(Data extracted from a collection)
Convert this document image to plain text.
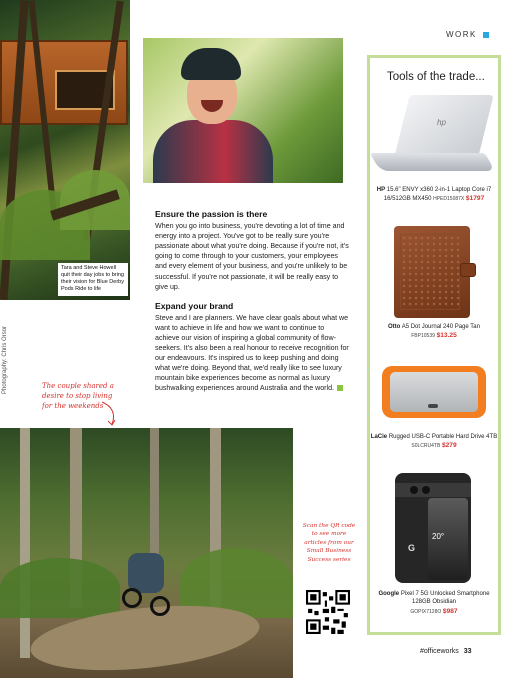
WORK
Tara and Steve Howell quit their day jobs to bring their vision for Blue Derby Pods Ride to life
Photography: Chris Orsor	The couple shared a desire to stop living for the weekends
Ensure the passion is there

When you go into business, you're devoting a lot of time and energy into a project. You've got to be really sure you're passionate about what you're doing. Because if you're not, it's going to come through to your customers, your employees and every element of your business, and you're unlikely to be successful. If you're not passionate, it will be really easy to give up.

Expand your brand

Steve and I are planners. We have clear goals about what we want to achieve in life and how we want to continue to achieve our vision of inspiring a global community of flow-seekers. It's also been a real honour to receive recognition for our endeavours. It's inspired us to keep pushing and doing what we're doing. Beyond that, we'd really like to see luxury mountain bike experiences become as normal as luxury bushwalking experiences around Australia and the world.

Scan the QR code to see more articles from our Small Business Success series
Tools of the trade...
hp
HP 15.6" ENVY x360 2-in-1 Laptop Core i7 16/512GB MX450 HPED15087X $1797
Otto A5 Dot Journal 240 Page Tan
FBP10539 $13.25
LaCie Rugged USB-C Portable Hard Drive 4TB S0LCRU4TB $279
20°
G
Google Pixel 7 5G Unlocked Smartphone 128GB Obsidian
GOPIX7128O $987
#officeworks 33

--

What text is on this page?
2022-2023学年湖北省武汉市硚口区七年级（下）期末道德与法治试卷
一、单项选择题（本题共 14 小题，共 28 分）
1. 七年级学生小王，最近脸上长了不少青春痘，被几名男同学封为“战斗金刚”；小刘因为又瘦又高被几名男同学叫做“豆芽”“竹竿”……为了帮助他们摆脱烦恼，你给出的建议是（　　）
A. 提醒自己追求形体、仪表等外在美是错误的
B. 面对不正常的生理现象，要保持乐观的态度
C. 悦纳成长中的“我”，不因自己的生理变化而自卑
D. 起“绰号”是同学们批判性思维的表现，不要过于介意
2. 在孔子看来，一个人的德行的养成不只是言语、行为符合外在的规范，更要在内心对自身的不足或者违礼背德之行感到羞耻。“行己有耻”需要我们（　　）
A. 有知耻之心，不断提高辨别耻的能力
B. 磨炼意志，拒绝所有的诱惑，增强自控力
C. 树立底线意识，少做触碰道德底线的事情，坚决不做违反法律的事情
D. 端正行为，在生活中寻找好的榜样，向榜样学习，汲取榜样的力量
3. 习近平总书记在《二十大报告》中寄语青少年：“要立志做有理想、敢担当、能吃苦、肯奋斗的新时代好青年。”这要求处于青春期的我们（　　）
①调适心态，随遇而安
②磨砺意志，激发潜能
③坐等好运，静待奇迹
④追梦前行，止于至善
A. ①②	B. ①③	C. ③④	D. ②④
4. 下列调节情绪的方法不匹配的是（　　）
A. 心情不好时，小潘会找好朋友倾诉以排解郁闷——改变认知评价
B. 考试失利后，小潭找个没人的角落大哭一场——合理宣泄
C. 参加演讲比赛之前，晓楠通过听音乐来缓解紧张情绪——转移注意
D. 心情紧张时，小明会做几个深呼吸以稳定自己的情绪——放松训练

◆ EXERCISE
From the entries above, extract every line where the word "Steve" appears.

◆ ANSWER BELOW
Tara and Steve Howell quit their day jobs to bring their vision for Blue Derby Pods Ride to life
Steve and I are planners. We have clear goals about what we want to achieve in life and how we want to continue to achieve our vision of inspiring a global community of flow-seekers. It's also been a real honour to receive recognition for our endeavours. It's inspired us to keep pushing and doing what we're doing. Beyond that, we'd really like to see luxury mountain bike experiences become as normal as luxury bushwalking experiences around Australia and the world.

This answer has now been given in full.